• Exercise goal: Search the material for the word "判定試験は" and copy each line that holds it.

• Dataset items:
-- START --
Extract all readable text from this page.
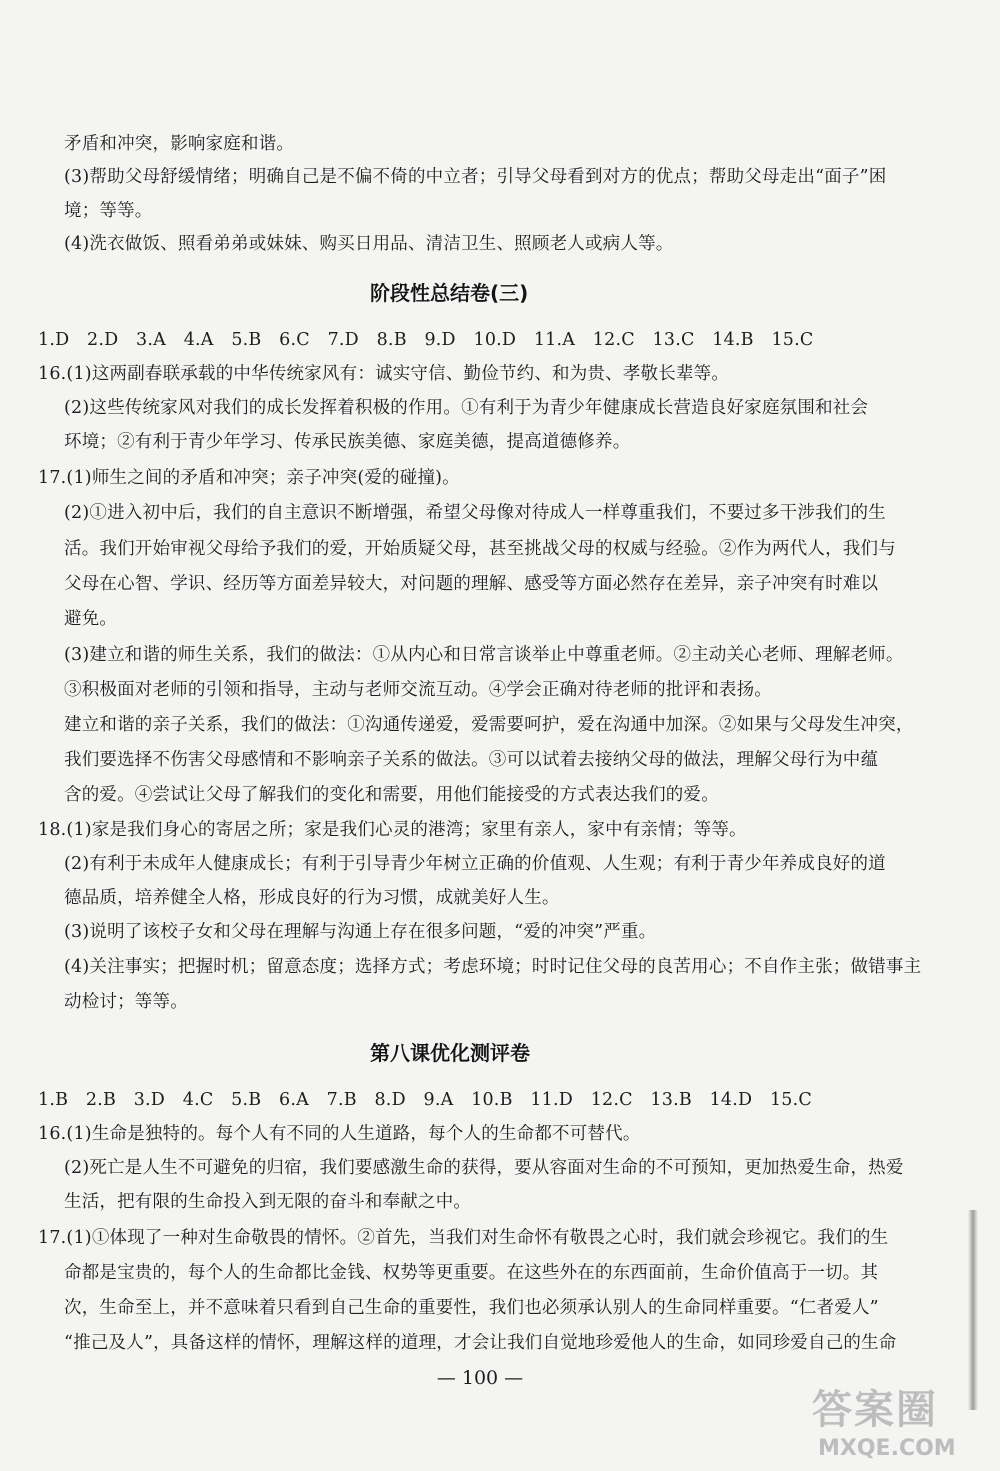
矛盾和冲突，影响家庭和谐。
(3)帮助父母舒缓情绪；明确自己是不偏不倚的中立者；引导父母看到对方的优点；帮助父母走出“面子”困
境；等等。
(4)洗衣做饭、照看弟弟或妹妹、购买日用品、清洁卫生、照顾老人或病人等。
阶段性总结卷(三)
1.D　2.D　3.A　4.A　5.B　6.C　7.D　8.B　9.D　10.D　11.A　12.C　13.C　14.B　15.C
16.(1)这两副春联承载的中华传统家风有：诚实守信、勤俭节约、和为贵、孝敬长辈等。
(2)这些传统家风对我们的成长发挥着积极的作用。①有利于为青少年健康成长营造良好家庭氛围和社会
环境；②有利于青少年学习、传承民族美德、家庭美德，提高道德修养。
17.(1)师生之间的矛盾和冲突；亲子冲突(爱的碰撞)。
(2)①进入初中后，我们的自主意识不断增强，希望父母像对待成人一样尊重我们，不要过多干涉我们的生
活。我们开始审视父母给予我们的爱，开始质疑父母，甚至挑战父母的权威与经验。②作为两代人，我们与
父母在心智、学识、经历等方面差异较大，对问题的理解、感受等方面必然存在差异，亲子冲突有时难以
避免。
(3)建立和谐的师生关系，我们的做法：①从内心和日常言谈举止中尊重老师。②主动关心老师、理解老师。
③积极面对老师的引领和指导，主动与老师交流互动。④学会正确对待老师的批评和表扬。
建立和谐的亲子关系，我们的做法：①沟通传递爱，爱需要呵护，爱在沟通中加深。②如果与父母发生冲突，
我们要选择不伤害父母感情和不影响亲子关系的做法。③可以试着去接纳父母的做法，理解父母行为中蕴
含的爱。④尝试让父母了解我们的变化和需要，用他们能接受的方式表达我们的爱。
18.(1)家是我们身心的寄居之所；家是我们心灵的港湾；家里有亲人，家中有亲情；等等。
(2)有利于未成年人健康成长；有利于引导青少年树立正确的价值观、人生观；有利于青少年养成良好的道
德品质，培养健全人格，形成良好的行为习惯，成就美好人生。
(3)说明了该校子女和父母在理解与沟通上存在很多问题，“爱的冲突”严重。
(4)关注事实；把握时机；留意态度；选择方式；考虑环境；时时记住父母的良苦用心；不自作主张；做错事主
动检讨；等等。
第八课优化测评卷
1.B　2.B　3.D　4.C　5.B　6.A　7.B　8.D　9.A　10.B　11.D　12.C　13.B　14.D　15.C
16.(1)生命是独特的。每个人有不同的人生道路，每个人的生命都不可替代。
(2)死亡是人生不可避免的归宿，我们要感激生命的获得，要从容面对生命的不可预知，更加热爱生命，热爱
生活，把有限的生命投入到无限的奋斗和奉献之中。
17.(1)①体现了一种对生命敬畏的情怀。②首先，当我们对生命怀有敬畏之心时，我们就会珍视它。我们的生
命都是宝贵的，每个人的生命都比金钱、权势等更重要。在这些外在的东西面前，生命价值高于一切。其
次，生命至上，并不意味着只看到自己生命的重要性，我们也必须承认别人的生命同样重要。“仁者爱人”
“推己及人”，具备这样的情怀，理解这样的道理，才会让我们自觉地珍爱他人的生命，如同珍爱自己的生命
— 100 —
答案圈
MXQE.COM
-- END --
-- START --
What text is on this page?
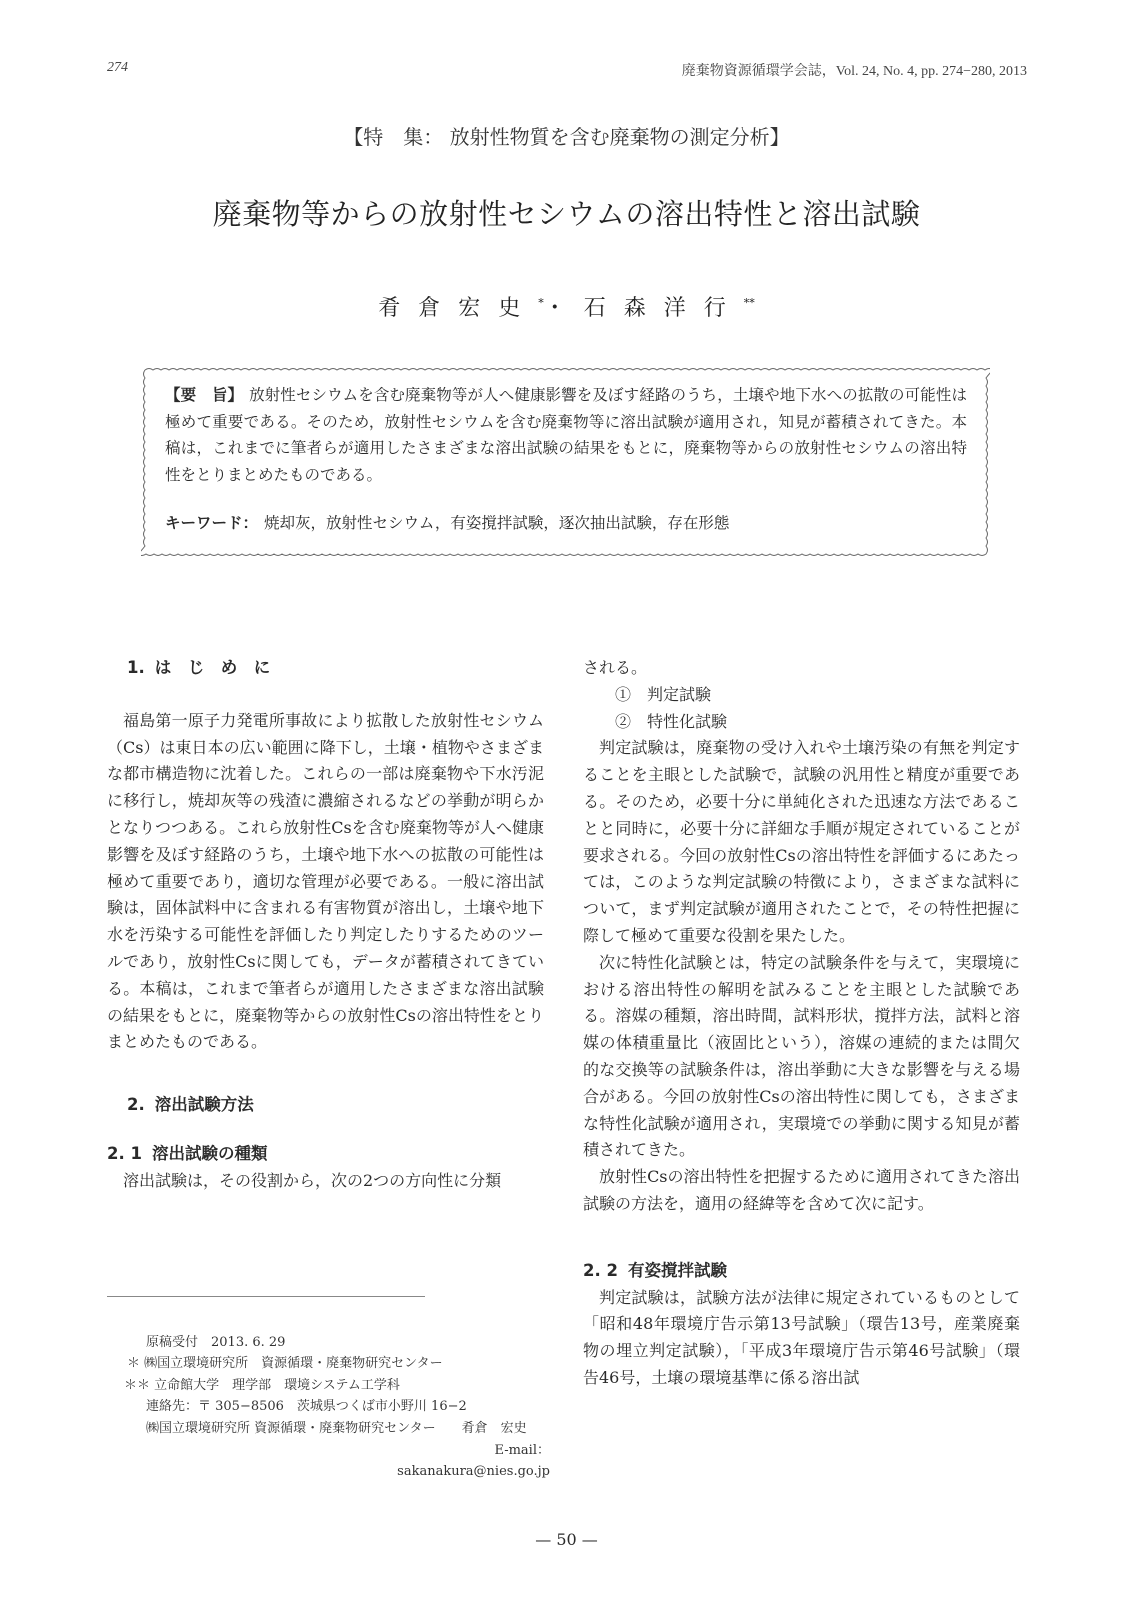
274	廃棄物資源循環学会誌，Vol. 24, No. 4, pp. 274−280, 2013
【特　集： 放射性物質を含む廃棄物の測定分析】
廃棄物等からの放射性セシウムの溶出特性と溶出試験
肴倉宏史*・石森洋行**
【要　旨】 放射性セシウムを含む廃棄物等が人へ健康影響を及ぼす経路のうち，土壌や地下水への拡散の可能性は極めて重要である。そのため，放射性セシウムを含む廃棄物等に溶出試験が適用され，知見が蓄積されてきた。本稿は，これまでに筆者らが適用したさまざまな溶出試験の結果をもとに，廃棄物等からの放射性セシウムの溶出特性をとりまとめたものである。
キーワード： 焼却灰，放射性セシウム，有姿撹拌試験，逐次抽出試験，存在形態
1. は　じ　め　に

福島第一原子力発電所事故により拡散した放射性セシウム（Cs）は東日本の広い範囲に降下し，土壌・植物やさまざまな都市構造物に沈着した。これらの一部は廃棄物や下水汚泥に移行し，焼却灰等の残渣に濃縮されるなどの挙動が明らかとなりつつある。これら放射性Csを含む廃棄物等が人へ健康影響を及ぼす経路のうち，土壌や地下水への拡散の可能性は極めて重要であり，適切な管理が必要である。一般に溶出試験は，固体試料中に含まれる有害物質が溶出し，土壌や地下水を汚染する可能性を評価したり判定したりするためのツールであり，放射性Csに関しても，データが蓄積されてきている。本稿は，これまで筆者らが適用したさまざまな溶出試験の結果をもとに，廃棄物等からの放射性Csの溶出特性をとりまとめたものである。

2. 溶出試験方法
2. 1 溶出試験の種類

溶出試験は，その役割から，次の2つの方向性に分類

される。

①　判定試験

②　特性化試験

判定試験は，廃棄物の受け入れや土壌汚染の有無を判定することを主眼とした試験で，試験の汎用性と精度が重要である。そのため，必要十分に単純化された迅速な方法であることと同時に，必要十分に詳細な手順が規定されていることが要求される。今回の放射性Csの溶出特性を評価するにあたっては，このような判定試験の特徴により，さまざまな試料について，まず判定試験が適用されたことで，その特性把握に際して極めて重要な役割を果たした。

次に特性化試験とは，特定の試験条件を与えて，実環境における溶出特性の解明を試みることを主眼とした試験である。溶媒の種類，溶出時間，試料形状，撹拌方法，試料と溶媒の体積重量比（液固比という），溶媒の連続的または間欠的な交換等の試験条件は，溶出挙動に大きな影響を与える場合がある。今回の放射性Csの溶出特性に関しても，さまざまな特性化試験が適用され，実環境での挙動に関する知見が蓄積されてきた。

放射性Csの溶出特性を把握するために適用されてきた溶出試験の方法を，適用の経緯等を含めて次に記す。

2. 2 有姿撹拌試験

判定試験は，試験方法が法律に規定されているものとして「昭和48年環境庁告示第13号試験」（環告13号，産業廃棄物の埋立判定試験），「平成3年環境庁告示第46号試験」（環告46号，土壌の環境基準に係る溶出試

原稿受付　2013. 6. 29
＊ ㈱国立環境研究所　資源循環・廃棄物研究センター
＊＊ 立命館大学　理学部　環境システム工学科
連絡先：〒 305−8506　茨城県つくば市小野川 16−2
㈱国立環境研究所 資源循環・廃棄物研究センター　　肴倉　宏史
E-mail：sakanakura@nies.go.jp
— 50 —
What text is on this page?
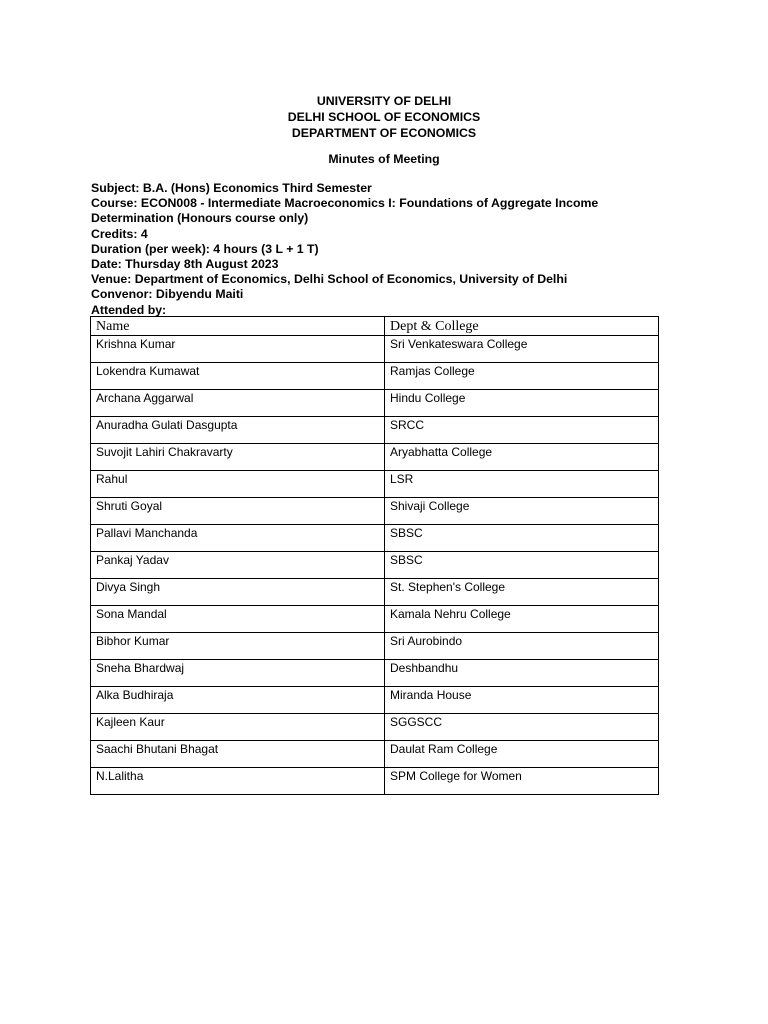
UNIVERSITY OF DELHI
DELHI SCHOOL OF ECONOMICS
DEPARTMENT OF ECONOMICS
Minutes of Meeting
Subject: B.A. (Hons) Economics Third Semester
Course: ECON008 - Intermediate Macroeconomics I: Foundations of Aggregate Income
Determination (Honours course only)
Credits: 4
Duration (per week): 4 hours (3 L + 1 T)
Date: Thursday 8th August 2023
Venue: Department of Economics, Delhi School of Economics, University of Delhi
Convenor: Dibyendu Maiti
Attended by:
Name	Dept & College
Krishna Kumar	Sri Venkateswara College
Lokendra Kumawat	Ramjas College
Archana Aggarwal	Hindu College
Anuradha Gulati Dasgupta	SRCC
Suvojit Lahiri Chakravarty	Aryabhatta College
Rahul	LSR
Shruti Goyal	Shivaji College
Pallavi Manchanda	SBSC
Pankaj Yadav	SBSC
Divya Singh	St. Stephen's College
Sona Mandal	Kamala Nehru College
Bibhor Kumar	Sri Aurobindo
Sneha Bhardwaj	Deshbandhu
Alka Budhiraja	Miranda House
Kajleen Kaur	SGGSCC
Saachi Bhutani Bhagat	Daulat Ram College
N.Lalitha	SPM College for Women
-- END --
• Reply to the exercise:
判定試験は，廃棄物の受け入れや土壌汚染の有無を判定することを主眼とした試験で，試験の汎用性と精度が重要である。そのため，必要十分に単純化された迅速な方法であることと同時に，必要十分に詳細な手順が規定されていることが要求される。今回の放射性Csの溶出特性を評価するにあたっては，このような判定試験の特徴により，さまざまな試料について，まず判定試験が適用されたことで，その特性把握に際して極めて重要な役割を果たした。
判定試験は，試験方法が法律に規定されているものとして「昭和48年環境庁告示第13号試験」（環告13号，産業廃棄物の埋立判定試験），「平成3年環境庁告示第46号試験」（環告46号，土壌の環境基準に係る溶出試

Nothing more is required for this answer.